Records excerpted from a collection
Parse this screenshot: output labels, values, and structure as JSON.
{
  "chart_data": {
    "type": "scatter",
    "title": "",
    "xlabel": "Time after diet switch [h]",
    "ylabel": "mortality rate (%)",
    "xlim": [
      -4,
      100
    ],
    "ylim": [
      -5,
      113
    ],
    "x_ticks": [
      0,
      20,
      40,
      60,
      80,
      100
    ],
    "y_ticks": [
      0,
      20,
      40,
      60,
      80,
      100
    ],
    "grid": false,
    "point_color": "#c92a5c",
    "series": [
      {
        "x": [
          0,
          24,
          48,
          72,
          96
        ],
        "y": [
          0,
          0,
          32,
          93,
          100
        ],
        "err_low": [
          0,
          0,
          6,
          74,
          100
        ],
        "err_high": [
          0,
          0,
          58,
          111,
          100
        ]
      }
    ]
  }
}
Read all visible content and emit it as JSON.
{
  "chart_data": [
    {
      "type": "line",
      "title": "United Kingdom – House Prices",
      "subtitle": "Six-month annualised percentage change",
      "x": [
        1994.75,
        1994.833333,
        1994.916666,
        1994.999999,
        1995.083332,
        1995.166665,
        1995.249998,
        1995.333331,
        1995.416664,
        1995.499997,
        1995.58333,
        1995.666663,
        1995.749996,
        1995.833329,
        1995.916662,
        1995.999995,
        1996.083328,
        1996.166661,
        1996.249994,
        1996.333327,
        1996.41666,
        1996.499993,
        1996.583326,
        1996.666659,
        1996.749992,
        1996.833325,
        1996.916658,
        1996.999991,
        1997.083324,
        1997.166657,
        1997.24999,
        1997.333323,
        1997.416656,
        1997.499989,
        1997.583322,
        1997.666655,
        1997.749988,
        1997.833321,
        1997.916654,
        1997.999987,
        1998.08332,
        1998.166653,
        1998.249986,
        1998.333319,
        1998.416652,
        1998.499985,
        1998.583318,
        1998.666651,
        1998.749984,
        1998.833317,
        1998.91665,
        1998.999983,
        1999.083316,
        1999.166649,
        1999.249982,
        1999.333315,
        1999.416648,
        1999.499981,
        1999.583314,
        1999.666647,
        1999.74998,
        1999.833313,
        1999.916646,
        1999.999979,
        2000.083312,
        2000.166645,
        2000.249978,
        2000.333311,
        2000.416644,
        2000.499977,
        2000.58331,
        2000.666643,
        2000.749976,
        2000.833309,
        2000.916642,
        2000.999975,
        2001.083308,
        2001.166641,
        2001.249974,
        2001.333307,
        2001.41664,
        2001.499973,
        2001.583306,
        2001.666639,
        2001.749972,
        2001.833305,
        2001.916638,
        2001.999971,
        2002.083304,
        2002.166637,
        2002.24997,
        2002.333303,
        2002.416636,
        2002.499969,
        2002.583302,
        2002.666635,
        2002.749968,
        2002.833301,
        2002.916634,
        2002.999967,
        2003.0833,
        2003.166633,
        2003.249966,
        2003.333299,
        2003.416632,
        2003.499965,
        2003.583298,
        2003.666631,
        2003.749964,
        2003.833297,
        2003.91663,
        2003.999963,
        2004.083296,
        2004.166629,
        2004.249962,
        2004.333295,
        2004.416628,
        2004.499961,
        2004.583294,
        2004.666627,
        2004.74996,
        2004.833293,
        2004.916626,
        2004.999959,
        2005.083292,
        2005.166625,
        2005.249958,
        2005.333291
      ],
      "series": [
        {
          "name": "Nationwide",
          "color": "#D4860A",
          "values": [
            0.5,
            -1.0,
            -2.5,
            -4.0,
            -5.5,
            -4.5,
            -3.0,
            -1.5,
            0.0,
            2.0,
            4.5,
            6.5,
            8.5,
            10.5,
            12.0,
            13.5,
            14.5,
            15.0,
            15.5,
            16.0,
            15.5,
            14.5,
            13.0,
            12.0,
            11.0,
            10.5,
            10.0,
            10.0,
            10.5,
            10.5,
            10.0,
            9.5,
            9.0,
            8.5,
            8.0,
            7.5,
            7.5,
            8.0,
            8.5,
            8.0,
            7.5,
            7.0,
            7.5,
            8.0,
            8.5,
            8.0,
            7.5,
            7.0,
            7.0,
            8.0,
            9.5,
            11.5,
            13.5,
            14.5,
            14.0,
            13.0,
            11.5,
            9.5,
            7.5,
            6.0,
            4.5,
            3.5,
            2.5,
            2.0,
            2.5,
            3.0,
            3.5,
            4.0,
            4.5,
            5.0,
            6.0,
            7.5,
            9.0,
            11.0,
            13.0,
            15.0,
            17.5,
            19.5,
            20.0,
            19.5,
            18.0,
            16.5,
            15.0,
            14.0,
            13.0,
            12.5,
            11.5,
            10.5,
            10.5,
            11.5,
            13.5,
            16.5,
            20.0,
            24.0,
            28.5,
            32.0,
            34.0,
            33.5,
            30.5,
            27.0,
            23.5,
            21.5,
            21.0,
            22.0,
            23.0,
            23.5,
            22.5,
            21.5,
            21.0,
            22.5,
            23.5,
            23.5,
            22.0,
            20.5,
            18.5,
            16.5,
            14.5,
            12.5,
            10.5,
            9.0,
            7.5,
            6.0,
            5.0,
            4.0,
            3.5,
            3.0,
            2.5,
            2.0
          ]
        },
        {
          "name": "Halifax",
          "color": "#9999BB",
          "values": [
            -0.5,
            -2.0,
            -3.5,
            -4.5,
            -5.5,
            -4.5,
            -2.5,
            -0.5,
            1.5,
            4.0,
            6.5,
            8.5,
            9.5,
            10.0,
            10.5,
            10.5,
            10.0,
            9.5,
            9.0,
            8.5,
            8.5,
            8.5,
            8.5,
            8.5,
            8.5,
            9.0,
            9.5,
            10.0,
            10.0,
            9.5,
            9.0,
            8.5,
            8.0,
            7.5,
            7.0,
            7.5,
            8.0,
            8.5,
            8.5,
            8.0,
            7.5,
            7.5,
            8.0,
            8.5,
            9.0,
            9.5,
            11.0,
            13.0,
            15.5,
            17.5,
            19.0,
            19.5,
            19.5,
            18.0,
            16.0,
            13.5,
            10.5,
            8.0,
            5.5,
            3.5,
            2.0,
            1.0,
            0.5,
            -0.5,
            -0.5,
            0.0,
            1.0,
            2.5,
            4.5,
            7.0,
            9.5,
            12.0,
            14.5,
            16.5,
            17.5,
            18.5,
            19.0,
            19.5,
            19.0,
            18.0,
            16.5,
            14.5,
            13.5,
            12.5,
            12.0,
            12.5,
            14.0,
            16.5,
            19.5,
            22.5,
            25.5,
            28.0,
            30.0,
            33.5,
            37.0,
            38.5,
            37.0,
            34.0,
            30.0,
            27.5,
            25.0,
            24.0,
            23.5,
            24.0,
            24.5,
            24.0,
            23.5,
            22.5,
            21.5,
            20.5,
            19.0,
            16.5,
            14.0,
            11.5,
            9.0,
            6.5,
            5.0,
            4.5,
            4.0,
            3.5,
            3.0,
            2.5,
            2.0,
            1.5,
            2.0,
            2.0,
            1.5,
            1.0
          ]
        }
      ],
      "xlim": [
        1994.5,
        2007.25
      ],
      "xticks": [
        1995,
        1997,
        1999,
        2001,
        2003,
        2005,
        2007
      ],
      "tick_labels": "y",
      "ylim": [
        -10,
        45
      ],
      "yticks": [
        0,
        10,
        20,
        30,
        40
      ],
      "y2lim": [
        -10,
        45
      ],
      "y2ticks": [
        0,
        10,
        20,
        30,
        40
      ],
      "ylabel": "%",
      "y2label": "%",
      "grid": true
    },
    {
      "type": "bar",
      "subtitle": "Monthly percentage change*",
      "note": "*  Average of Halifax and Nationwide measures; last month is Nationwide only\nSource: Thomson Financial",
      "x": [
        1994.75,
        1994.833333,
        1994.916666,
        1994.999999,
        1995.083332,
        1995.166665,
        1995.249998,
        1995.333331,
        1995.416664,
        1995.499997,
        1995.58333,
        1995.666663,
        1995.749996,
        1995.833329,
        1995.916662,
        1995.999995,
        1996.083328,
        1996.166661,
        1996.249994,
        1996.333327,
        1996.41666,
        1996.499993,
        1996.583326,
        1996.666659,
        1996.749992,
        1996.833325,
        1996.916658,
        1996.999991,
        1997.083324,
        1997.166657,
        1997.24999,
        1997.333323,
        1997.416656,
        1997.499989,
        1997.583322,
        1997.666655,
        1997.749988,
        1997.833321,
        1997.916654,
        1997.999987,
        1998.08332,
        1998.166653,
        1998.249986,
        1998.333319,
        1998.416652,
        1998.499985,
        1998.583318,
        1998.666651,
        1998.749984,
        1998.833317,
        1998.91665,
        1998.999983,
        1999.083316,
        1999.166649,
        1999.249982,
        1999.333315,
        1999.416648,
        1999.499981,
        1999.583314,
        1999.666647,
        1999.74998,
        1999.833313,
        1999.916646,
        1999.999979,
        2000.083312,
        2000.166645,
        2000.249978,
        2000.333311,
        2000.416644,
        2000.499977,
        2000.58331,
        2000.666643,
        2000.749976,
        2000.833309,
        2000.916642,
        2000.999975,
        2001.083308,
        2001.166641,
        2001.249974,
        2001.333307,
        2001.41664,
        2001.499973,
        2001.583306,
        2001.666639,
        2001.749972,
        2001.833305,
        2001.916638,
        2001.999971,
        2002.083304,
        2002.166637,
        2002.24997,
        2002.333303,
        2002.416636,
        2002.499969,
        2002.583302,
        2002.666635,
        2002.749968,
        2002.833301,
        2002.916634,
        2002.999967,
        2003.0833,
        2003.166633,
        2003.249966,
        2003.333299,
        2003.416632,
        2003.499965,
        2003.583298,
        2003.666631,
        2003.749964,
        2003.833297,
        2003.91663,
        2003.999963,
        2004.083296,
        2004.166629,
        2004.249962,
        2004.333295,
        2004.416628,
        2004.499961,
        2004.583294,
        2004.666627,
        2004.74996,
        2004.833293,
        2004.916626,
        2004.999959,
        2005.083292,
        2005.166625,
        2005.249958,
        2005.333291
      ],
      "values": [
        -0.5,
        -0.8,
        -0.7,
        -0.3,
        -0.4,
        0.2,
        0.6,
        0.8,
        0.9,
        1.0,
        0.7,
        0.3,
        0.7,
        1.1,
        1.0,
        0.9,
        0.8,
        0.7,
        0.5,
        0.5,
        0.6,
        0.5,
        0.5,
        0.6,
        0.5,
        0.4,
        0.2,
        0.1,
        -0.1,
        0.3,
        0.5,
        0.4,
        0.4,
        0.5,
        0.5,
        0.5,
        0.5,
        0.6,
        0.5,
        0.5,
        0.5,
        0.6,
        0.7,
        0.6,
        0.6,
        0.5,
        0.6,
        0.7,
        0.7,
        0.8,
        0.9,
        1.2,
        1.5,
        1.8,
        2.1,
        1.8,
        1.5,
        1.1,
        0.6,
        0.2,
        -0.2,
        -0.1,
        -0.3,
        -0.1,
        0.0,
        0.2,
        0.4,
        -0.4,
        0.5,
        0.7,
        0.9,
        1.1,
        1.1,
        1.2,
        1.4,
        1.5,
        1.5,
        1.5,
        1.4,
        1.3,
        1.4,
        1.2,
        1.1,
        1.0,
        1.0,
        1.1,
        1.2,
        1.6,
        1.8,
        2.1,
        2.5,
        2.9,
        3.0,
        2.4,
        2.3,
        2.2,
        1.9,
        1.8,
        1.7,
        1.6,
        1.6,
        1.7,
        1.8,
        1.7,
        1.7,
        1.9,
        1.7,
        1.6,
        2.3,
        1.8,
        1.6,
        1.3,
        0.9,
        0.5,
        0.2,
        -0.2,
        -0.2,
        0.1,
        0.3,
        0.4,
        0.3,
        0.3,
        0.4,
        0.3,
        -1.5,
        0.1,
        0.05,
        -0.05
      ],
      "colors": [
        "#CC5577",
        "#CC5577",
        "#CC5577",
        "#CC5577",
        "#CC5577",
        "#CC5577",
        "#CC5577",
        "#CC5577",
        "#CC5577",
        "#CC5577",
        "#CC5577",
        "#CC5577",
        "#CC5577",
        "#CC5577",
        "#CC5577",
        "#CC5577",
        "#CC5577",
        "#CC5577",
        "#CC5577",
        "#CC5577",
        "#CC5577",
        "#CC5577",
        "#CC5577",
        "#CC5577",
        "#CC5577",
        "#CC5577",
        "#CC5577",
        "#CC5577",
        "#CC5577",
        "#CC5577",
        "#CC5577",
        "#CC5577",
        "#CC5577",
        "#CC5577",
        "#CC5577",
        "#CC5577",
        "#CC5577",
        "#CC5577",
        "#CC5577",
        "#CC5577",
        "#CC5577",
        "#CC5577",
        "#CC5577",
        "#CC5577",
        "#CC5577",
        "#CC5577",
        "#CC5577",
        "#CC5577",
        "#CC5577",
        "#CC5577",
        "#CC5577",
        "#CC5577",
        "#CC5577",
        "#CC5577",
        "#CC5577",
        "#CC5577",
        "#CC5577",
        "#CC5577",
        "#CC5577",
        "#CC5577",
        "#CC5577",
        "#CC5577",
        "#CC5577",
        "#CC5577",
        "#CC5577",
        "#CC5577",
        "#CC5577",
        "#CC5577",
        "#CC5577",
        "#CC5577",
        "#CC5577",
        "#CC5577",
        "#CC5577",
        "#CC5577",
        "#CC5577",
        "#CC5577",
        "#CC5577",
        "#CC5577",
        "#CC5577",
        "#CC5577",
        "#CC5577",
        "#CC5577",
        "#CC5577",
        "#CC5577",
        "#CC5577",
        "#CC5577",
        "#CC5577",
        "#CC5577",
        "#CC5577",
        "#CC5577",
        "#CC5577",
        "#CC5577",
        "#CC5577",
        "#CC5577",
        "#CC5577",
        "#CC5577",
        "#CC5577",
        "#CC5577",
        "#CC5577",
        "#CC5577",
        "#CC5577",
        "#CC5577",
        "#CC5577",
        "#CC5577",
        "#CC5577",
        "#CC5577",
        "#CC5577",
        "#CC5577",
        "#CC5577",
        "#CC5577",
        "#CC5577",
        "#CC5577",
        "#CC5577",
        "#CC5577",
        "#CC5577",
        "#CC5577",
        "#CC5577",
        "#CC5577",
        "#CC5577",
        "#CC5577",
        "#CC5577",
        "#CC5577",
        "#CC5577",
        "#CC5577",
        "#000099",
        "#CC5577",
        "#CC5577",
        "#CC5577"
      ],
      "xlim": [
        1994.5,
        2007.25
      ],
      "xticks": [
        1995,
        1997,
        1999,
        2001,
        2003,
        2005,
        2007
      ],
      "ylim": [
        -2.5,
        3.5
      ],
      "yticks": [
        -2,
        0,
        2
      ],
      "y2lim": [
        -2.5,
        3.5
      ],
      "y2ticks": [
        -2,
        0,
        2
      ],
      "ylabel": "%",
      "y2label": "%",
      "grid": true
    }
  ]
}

**Task goal**
Each line that contains the word "Nationwide" counts toward the total; give only that total.

**The reply**
2